Write out the data below in full, unchanged, minus the images.
═══ Materials provided
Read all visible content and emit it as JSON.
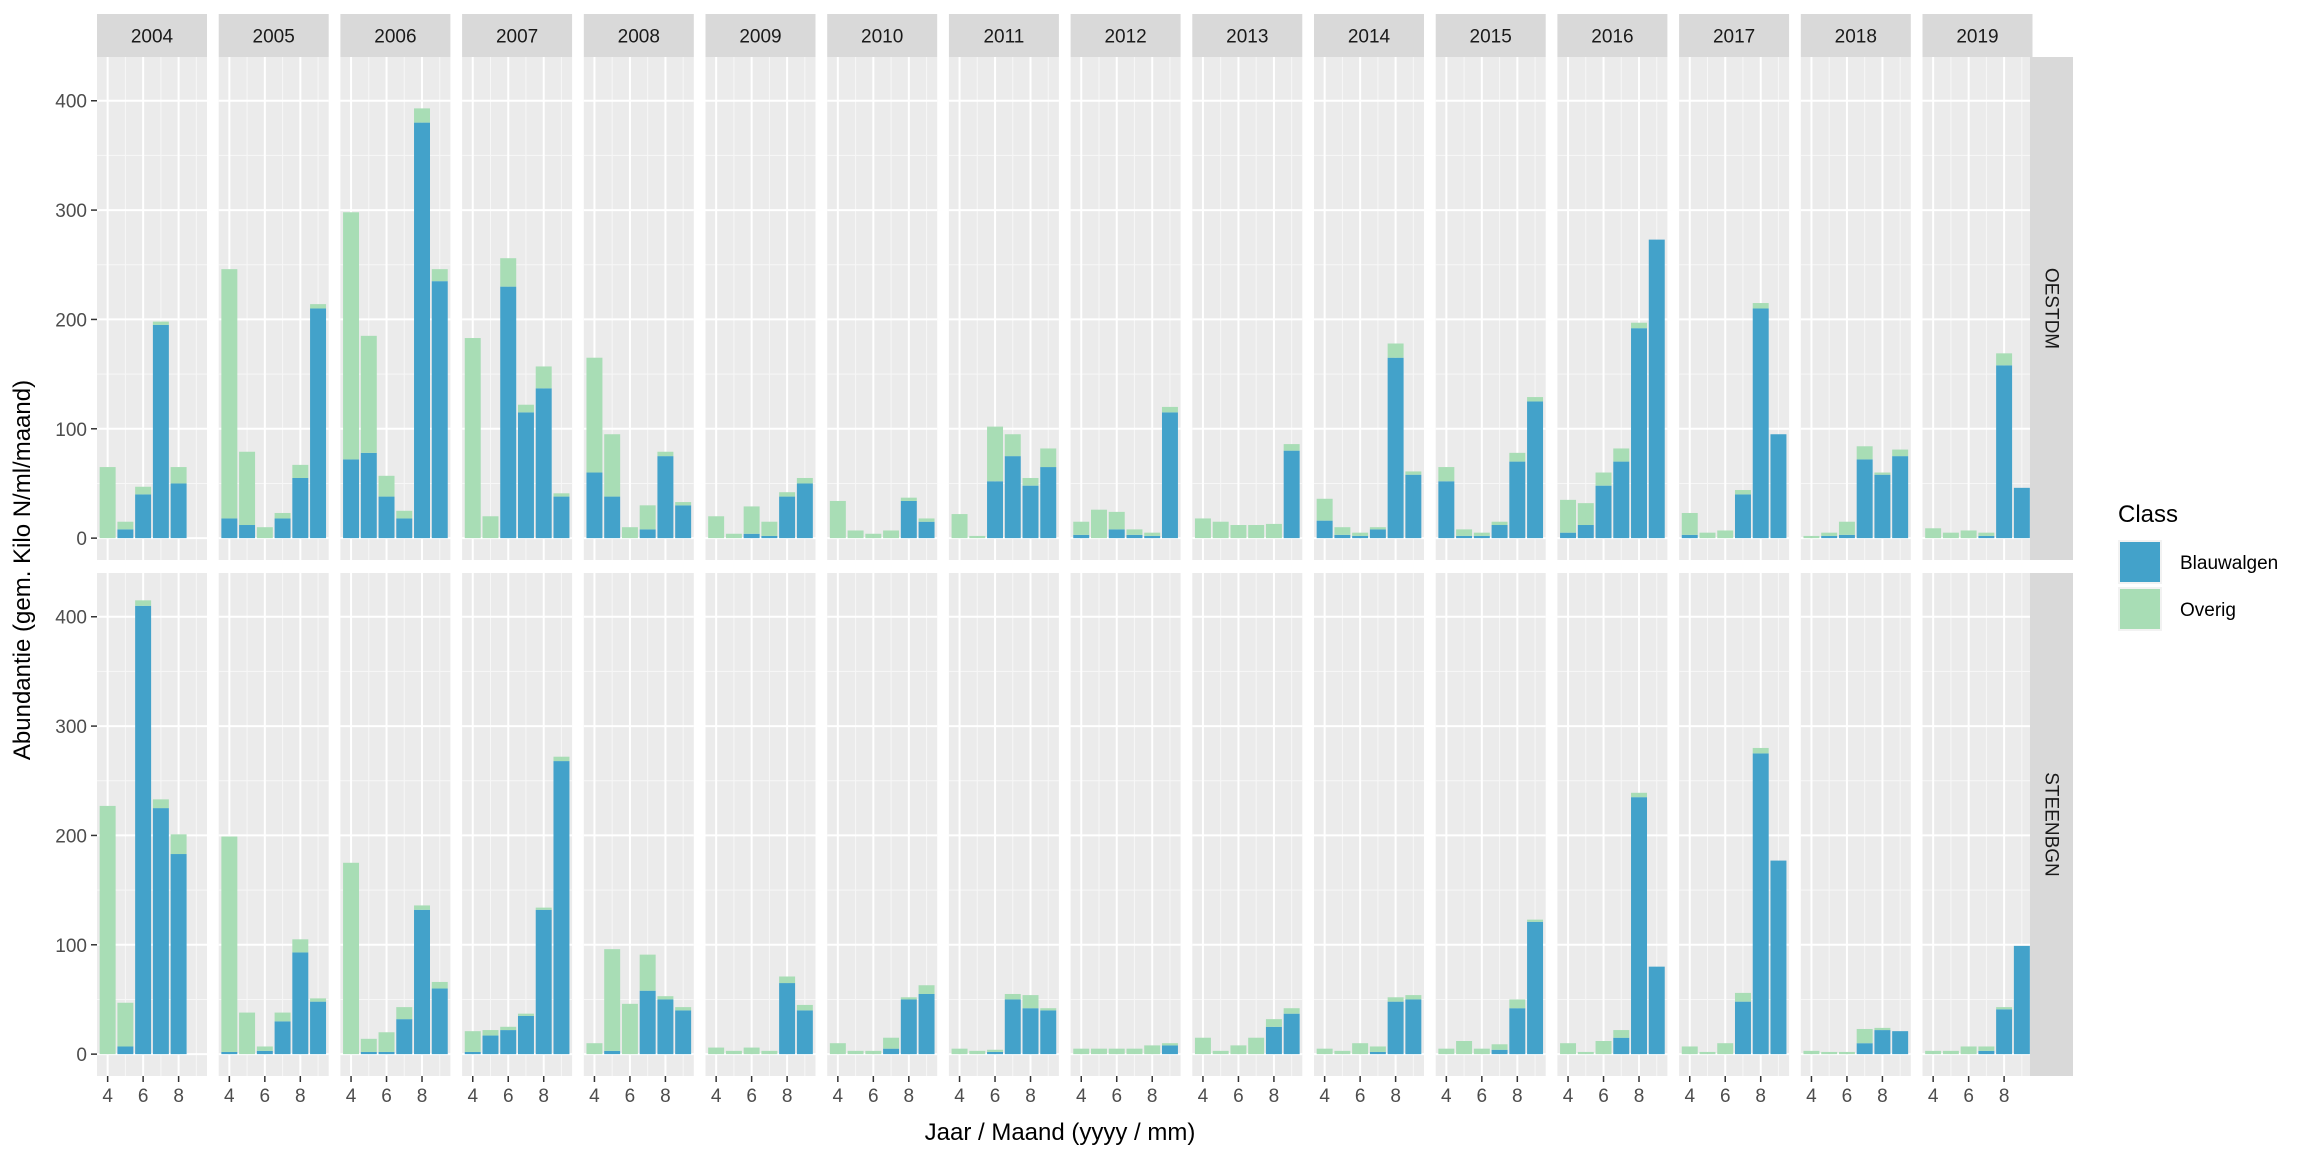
{
  "chart_data": {
    "type": "bar",
    "stacked": true,
    "xlabel": "Jaar / Maand (yyyy / mm)",
    "ylabel": "Abundantie (gem. Kilo N/ml/maand)",
    "ylim": [
      -20,
      440
    ],
    "yticks": [
      0,
      100,
      200,
      300,
      400
    ],
    "xticks": [
      4,
      6,
      8
    ],
    "months": [
      4,
      5,
      6,
      7,
      8,
      9
    ],
    "grid": true,
    "legend": {
      "title": "Class",
      "position": "right",
      "entries": [
        {
          "name": "Blauwalgen",
          "color": "#43A2CA"
        },
        {
          "name": "Overig",
          "color": "#A8DDB5"
        }
      ]
    },
    "years": [
      "2004",
      "2005",
      "2006",
      "2007",
      "2008",
      "2009",
      "2010",
      "2011",
      "2012",
      "2013",
      "2014",
      "2015",
      "2016",
      "2017",
      "2018",
      "2019"
    ],
    "rows": [
      {
        "label": "OESTDM",
        "series": [
          {
            "name": "Blauwalgen",
            "values": [
              [
                0,
                8,
                40,
                195,
                50,
                0
              ],
              [
                18,
                12,
                0,
                18,
                55,
                210
              ],
              [
                72,
                78,
                38,
                18,
                380,
                235
              ],
              [
                0,
                0,
                230,
                115,
                137,
                38
              ],
              [
                60,
                38,
                0,
                8,
                75,
                30
              ],
              [
                0,
                0,
                4,
                2,
                38,
                50
              ],
              [
                0,
                0,
                0,
                0,
                34,
                15
              ],
              [
                0,
                0,
                52,
                75,
                48,
                65
              ],
              [
                3,
                0,
                8,
                3,
                2,
                115
              ],
              [
                0,
                0,
                0,
                0,
                0,
                80
              ],
              [
                16,
                3,
                2,
                8,
                165,
                58
              ],
              [
                52,
                2,
                2,
                12,
                70,
                125
              ],
              [
                5,
                12,
                48,
                70,
                192,
                273
              ],
              [
                3,
                0,
                0,
                40,
                210,
                95
              ],
              [
                0,
                2,
                3,
                72,
                58,
                75
              ],
              [
                0,
                0,
                0,
                2,
                158,
                46
              ]
            ]
          },
          {
            "name": "Overig",
            "values": [
              [
                65,
                7,
                7,
                3,
                15,
                0
              ],
              [
                228,
                67,
                10,
                5,
                12,
                4
              ],
              [
                226,
                107,
                19,
                7,
                13,
                11
              ],
              [
                183,
                20,
                26,
                7,
                20,
                3
              ],
              [
                105,
                57,
                10,
                22,
                4,
                3
              ],
              [
                20,
                4,
                25,
                13,
                4,
                5
              ],
              [
                34,
                7,
                4,
                7,
                3,
                3
              ],
              [
                22,
                2,
                50,
                20,
                7,
                17
              ],
              [
                12,
                26,
                16,
                5,
                3,
                5
              ],
              [
                18,
                15,
                12,
                12,
                13,
                6
              ],
              [
                20,
                7,
                3,
                2,
                13,
                3
              ],
              [
                13,
                6,
                3,
                3,
                8,
                4
              ],
              [
                30,
                20,
                12,
                12,
                5,
                0
              ],
              [
                20,
                5,
                7,
                4,
                5,
                0
              ],
              [
                2,
                3,
                12,
                12,
                2,
                6
              ],
              [
                9,
                5,
                7,
                3,
                11,
                0
              ]
            ]
          }
        ]
      },
      {
        "label": "STEENBGN",
        "series": [
          {
            "name": "Blauwalgen",
            "values": [
              [
                0,
                7,
                410,
                225,
                183,
                0
              ],
              [
                2,
                0,
                3,
                30,
                93,
                48
              ],
              [
                0,
                2,
                2,
                32,
                132,
                60
              ],
              [
                2,
                17,
                22,
                35,
                132,
                268
              ],
              [
                0,
                3,
                0,
                58,
                50,
                40
              ],
              [
                0,
                0,
                0,
                0,
                65,
                40
              ],
              [
                0,
                0,
                0,
                5,
                50,
                55
              ],
              [
                0,
                0,
                2,
                50,
                42,
                40
              ],
              [
                0,
                0,
                0,
                0,
                0,
                8
              ],
              [
                0,
                0,
                0,
                0,
                25,
                37
              ],
              [
                0,
                0,
                0,
                2,
                48,
                50
              ],
              [
                0,
                0,
                0,
                4,
                42,
                121
              ],
              [
                0,
                0,
                0,
                15,
                235,
                80
              ],
              [
                0,
                0,
                0,
                48,
                275,
                177
              ],
              [
                0,
                0,
                0,
                10,
                22,
                21
              ],
              [
                0,
                0,
                0,
                3,
                41,
                99
              ]
            ]
          },
          {
            "name": "Overig",
            "values": [
              [
                227,
                40,
                5,
                8,
                18,
                0
              ],
              [
                197,
                38,
                4,
                8,
                12,
                3
              ],
              [
                175,
                12,
                18,
                11,
                4,
                6
              ],
              [
                19,
                5,
                3,
                2,
                2,
                4
              ],
              [
                10,
                93,
                46,
                33,
                3,
                3
              ],
              [
                6,
                3,
                6,
                3,
                6,
                5
              ],
              [
                10,
                3,
                3,
                10,
                2,
                8
              ],
              [
                5,
                3,
                2,
                5,
                12,
                2
              ],
              [
                5,
                5,
                5,
                5,
                8,
                2
              ],
              [
                15,
                3,
                8,
                15,
                7,
                5
              ],
              [
                5,
                3,
                10,
                5,
                4,
                4
              ],
              [
                5,
                12,
                5,
                5,
                8,
                2
              ],
              [
                10,
                2,
                12,
                7,
                4,
                0
              ],
              [
                7,
                2,
                10,
                8,
                5,
                0
              ],
              [
                3,
                2,
                2,
                13,
                2,
                0
              ],
              [
                3,
                3,
                7,
                4,
                2,
                0
              ]
            ]
          }
        ]
      }
    ]
  }
}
══════
→ Worked solution
Read all visible content and emit it as JSON.
{
  "chart_data": {
    "type": "bar",
    "stacked": true,
    "xlabel": "Jaar / Maand (yyyy / mm)",
    "ylabel": "Abundantie (gem. Kilo N/ml/maand)",
    "ylim": [
      -20,
      440
    ],
    "yticks": [
      0,
      100,
      200,
      300,
      400
    ],
    "xticks": [
      4,
      6,
      8
    ],
    "months": [
      4,
      5,
      6,
      7,
      8,
      9
    ],
    "grid": true,
    "legend": {
      "title": "Class",
      "position": "right",
      "entries": [
        {
          "name": "Blauwalgen",
          "color": "#43A2CA"
        },
        {
          "name": "Overig",
          "color": "#A8DDB5"
        }
      ]
    },
    "years": [
      "2004",
      "2005",
      "2006",
      "2007",
      "2008",
      "2009",
      "2010",
      "2011",
      "2012",
      "2013",
      "2014",
      "2015",
      "2016",
      "2017",
      "2018",
      "2019"
    ],
    "rows": [
      {
        "label": "OESTDM",
        "series": [
          {
            "name": "Blauwalgen",
            "values": [
              [
                0,
                8,
                40,
                195,
                50,
                0
              ],
              [
                18,
                12,
                0,
                18,
                55,
                210
              ],
              [
                72,
                78,
                38,
                18,
                380,
                235
              ],
              [
                0,
                0,
                230,
                115,
                137,
                38
              ],
              [
                60,
                38,
                0,
                8,
                75,
                30
              ],
              [
                0,
                0,
                4,
                2,
                38,
                50
              ],
              [
                0,
                0,
                0,
                0,
                34,
                15
              ],
              [
                0,
                0,
                52,
                75,
                48,
                65
              ],
              [
                3,
                0,
                8,
                3,
                2,
                115
              ],
              [
                0,
                0,
                0,
                0,
                0,
                80
              ],
              [
                16,
                3,
                2,
                8,
                165,
                58
              ],
              [
                52,
                2,
                2,
                12,
                70,
                125
              ],
              [
                5,
                12,
                48,
                70,
                192,
                273
              ],
              [
                3,
                0,
                0,
                40,
                210,
                95
              ],
              [
                0,
                2,
                3,
                72,
                58,
                75
              ],
              [
                0,
                0,
                0,
                2,
                158,
                46
              ]
            ]
          },
          {
            "name": "Overig",
            "values": [
              [
                65,
                7,
                7,
                3,
                15,
                0
              ],
              [
                228,
                67,
                10,
                5,
                12,
                4
              ],
              [
                226,
                107,
                19,
                7,
                13,
                11
              ],
              [
                183,
                20,
                26,
                7,
                20,
                3
              ],
              [
                105,
                57,
                10,
                22,
                4,
                3
              ],
              [
                20,
                4,
                25,
                13,
                4,
                5
              ],
              [
                34,
                7,
                4,
                7,
                3,
                3
              ],
              [
                22,
                2,
                50,
                20,
                7,
                17
              ],
              [
                12,
                26,
                16,
                5,
                3,
                5
              ],
              [
                18,
                15,
                12,
                12,
                13,
                6
              ],
              [
                20,
                7,
                3,
                2,
                13,
                3
              ],
              [
                13,
                6,
                3,
                3,
                8,
                4
              ],
              [
                30,
                20,
                12,
                12,
                5,
                0
              ],
              [
                20,
                5,
                7,
                4,
                5,
                0
              ],
              [
                2,
                3,
                12,
                12,
                2,
                6
              ],
              [
                9,
                5,
                7,
                3,
                11,
                0
              ]
            ]
          }
        ]
      },
      {
        "label": "STEENBGN",
        "series": [
          {
            "name": "Blauwalgen",
            "values": [
              [
                0,
                7,
                410,
                225,
                183,
                0
              ],
              [
                2,
                0,
                3,
                30,
                93,
                48
              ],
              [
                0,
                2,
                2,
                32,
                132,
                60
              ],
              [
                2,
                17,
                22,
                35,
                132,
                268
              ],
              [
                0,
                3,
                0,
                58,
                50,
                40
              ],
              [
                0,
                0,
                0,
                0,
                65,
                40
              ],
              [
                0,
                0,
                0,
                5,
                50,
                55
              ],
              [
                0,
                0,
                2,
                50,
                42,
                40
              ],
              [
                0,
                0,
                0,
                0,
                0,
                8
              ],
              [
                0,
                0,
                0,
                0,
                25,
                37
              ],
              [
                0,
                0,
                0,
                2,
                48,
                50
              ],
              [
                0,
                0,
                0,
                4,
                42,
                121
              ],
              [
                0,
                0,
                0,
                15,
                235,
                80
              ],
              [
                0,
                0,
                0,
                48,
                275,
                177
              ],
              [
                0,
                0,
                0,
                10,
                22,
                21
              ],
              [
                0,
                0,
                0,
                3,
                41,
                99
              ]
            ]
          },
          {
            "name": "Overig",
            "values": [
              [
                227,
                40,
                5,
                8,
                18,
                0
              ],
              [
                197,
                38,
                4,
                8,
                12,
                3
              ],
              [
                175,
                12,
                18,
                11,
                4,
                6
              ],
              [
                19,
                5,
                3,
                2,
                2,
                4
              ],
              [
                10,
                93,
                46,
                33,
                3,
                3
              ],
              [
                6,
                3,
                6,
                3,
                6,
                5
              ],
              [
                10,
                3,
                3,
                10,
                2,
                8
              ],
              [
                5,
                3,
                2,
                5,
                12,
                2
              ],
              [
                5,
                5,
                5,
                5,
                8,
                2
              ],
              [
                15,
                3,
                8,
                15,
                7,
                5
              ],
              [
                5,
                3,
                10,
                5,
                4,
                4
              ],
              [
                5,
                12,
                5,
                5,
                8,
                2
              ],
              [
                10,
                2,
                12,
                7,
                4,
                0
              ],
              [
                7,
                2,
                10,
                8,
                5,
                0
              ],
              [
                3,
                2,
                2,
                13,
                2,
                0
              ],
              [
                3,
                3,
                7,
                4,
                2,
                0
              ]
            ]
          }
        ]
      }
    ]
  }
}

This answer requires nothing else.